Do this:
Set each entry down verbatim, omitting images.

(Saved entries)

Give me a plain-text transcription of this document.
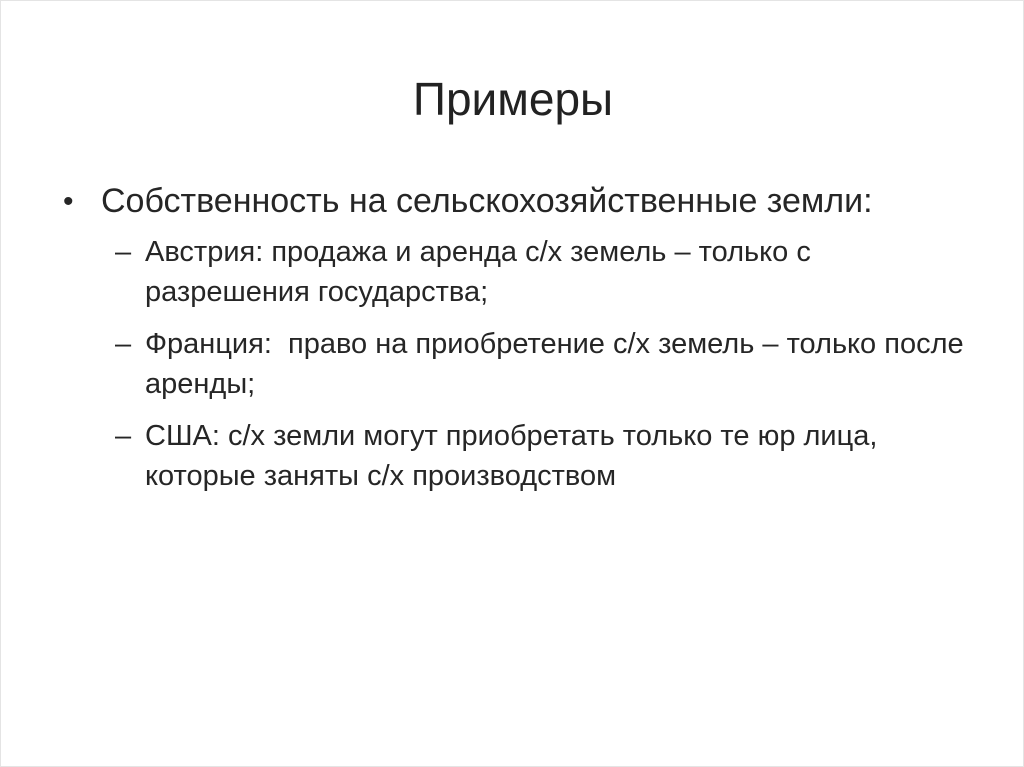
Примеры
• Собственность на сельскохозяйственные земли:
– Австрия: продажа и аренда с/х земель – только с разрешения государства;
– Франция:  право на приобретение с/х земель – только после аренды;
– США: с/х земли могут приобретать только те юр лица, которые заняты с/х производством
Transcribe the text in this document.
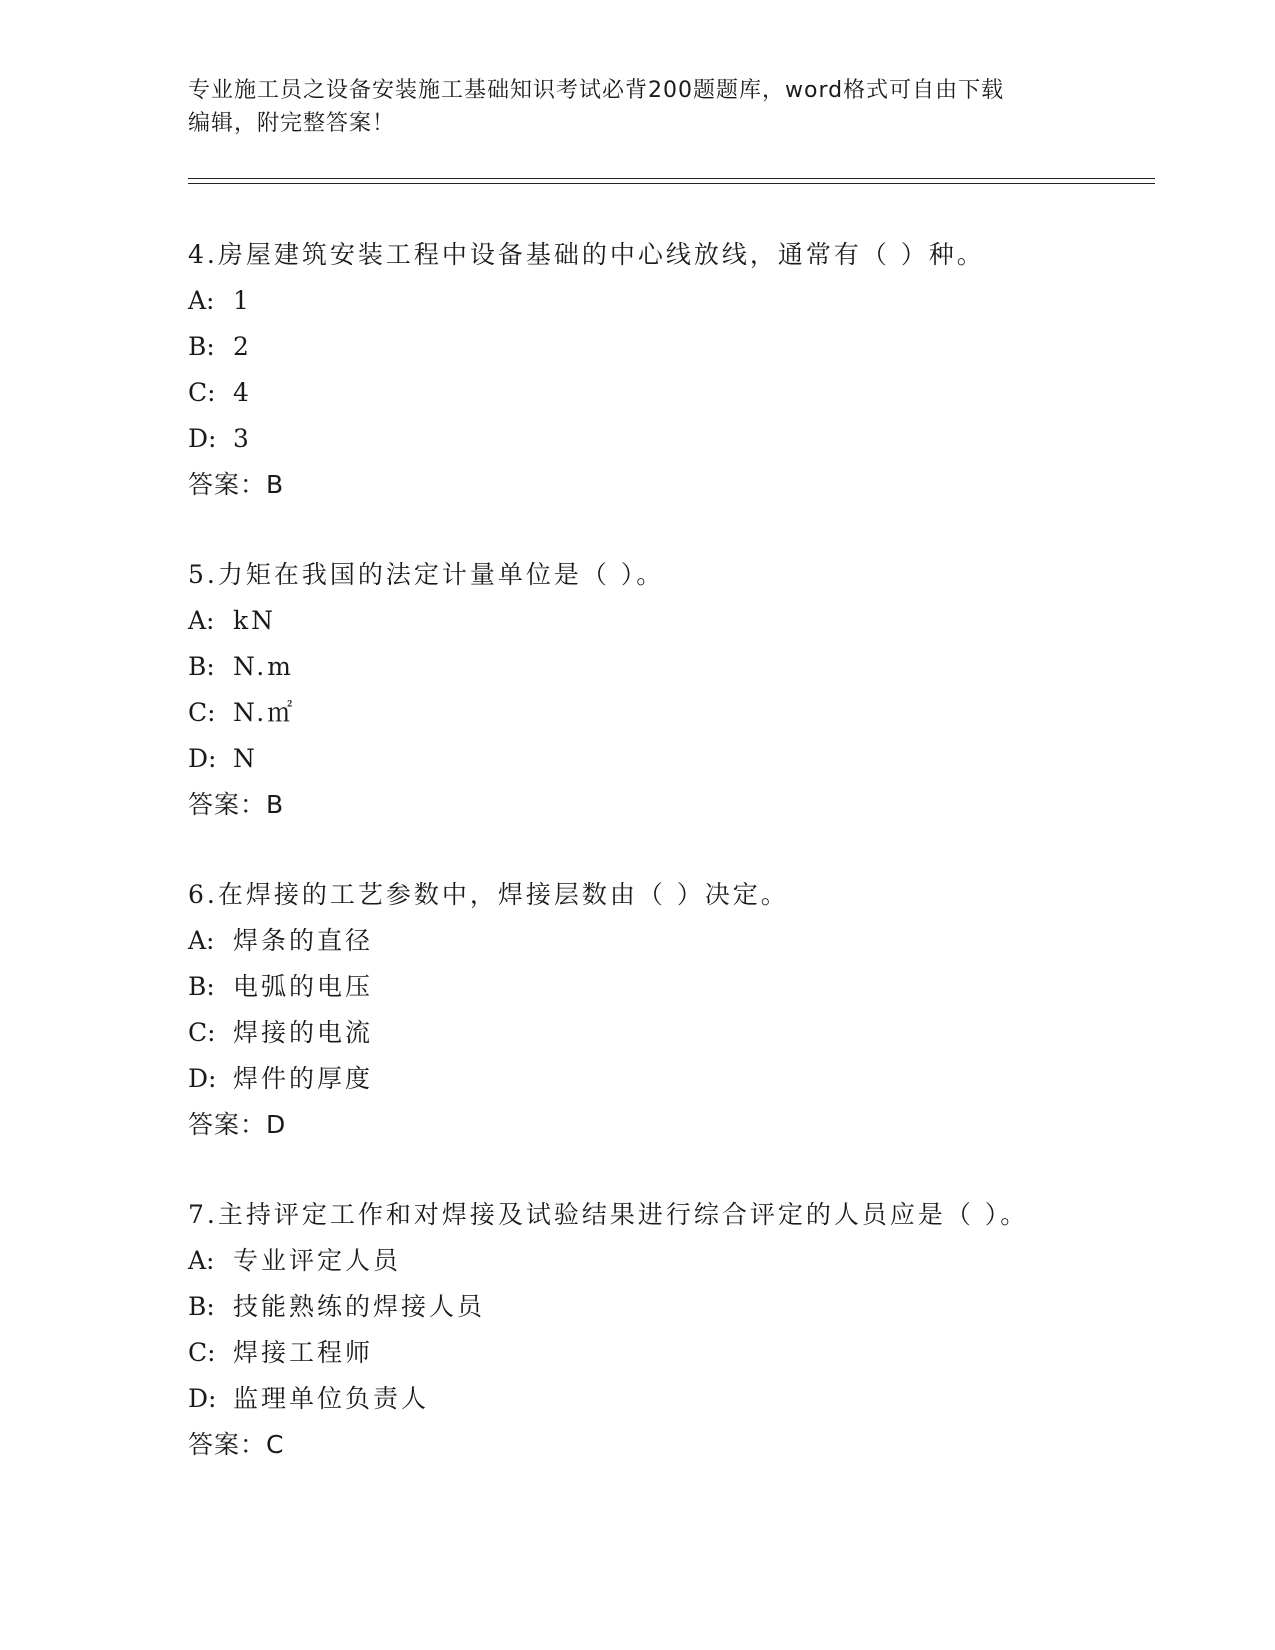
专业施工员之设备安装施工基础知识考试必背200题题库，word格式可自由下载
编辑，附完整答案！
4.房屋建筑安装工程中设备基础的中心线放线，通常有（ ）种。
A: 1
B: 2
C: 4
D: 3
答案：B
5.力矩在我国的法定计量单位是（ ）。
A: kN
B: N.m
C: N.㎡
D: N
答案：B
6.在焊接的工艺参数中，焊接层数由（ ）决定。
A: 焊条的直径
B: 电弧的电压
C: 焊接的电流
D: 焊件的厚度
答案：D
7.主持评定工作和对焊接及试验结果进行综合评定的人员应是（ ）。
A: 专业评定人员
B: 技能熟练的焊接人员
C: 焊接工程师
D: 监理单位负责人
答案：C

Written response:
Give me a plain-text transcription of this document.
Примеры
• Собственность на сельскохозяйственные земли:
– Австрия: продажа и аренда с/х земель – только с разрешения государства;
– Франция:  право на приобретение с/х земель – только после аренды;
– США: с/х земли могут приобретать только те юр лица, которые заняты с/х производством
Transcribe the text in this document.
专业施工员之设备安装施工基础知识考试必背200题题库，word格式可自由下载
编辑，附完整答案！
4.房屋建筑安装工程中设备基础的中心线放线，通常有（ ）种。
A: 1
B: 2
C: 4
D: 3
答案：B
5.力矩在我国的法定计量单位是（ ）。
A: kN
B: N.m
C: N.㎡
D: N
答案：B
6.在焊接的工艺参数中，焊接层数由（ ）决定。
A: 焊条的直径
B: 电弧的电压
C: 焊接的电流
D: 焊件的厚度
答案：D
7.主持评定工作和对焊接及试验结果进行综合评定的人员应是（ ）。
A: 专业评定人员
B: 技能熟练的焊接人员
C: 焊接工程师
D: 监理单位负责人
答案：C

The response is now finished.